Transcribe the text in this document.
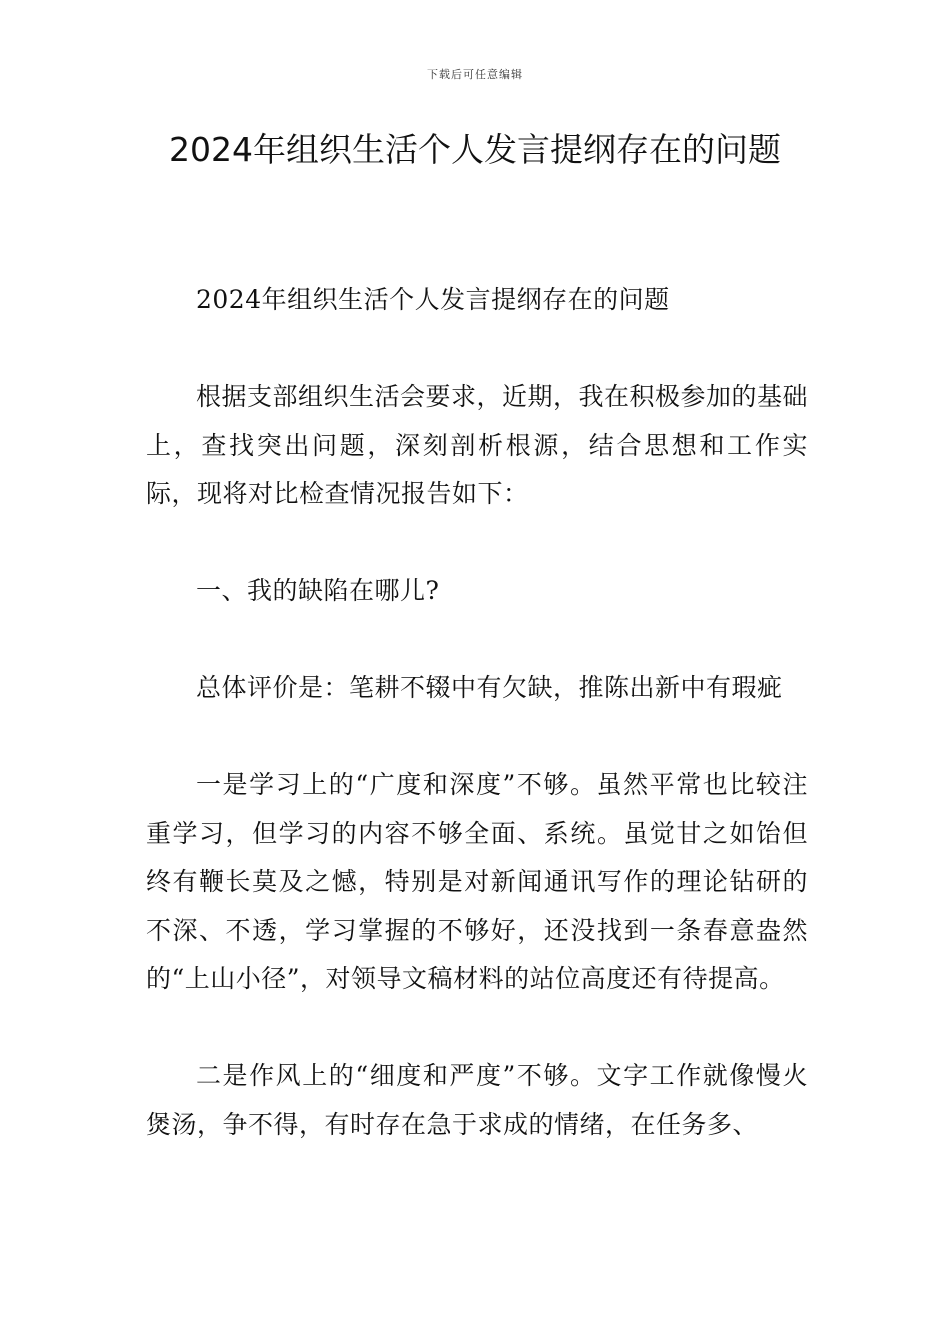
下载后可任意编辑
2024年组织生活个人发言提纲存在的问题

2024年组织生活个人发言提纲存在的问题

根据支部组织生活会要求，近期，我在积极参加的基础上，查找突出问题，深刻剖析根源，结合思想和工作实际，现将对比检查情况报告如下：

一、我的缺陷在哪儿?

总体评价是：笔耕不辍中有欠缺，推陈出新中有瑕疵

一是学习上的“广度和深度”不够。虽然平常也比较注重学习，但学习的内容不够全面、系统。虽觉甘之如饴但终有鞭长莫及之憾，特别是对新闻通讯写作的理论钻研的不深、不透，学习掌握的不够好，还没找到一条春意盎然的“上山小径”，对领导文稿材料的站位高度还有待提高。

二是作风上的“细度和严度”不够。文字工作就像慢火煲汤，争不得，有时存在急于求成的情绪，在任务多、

--

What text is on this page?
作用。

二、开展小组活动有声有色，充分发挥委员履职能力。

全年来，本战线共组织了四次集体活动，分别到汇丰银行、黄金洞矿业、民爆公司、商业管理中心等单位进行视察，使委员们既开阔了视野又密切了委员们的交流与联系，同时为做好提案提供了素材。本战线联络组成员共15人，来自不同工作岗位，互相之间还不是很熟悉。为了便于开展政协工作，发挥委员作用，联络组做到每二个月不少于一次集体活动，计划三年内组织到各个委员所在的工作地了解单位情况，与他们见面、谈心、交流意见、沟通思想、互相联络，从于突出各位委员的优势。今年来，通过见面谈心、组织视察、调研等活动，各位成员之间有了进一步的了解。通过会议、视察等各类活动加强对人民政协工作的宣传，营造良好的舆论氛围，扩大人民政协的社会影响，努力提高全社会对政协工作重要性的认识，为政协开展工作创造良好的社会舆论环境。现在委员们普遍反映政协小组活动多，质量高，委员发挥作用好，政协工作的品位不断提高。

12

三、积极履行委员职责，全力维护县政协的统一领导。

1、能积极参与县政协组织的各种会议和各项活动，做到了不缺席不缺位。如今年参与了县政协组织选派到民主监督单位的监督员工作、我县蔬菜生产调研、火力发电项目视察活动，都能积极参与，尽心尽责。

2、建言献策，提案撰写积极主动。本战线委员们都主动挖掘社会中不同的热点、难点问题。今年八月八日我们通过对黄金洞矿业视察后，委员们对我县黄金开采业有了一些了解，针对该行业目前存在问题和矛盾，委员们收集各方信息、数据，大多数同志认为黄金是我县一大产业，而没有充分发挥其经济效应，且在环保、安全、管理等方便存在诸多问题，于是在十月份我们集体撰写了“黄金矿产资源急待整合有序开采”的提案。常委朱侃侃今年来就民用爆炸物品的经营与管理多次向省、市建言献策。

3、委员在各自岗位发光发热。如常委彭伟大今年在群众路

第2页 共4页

:: THE EXERCISE ::
Take every line from the data that contains the word "this".

:: EXERCISE OUTPUT ::
Transcribe the text in this document.
What text is on this page?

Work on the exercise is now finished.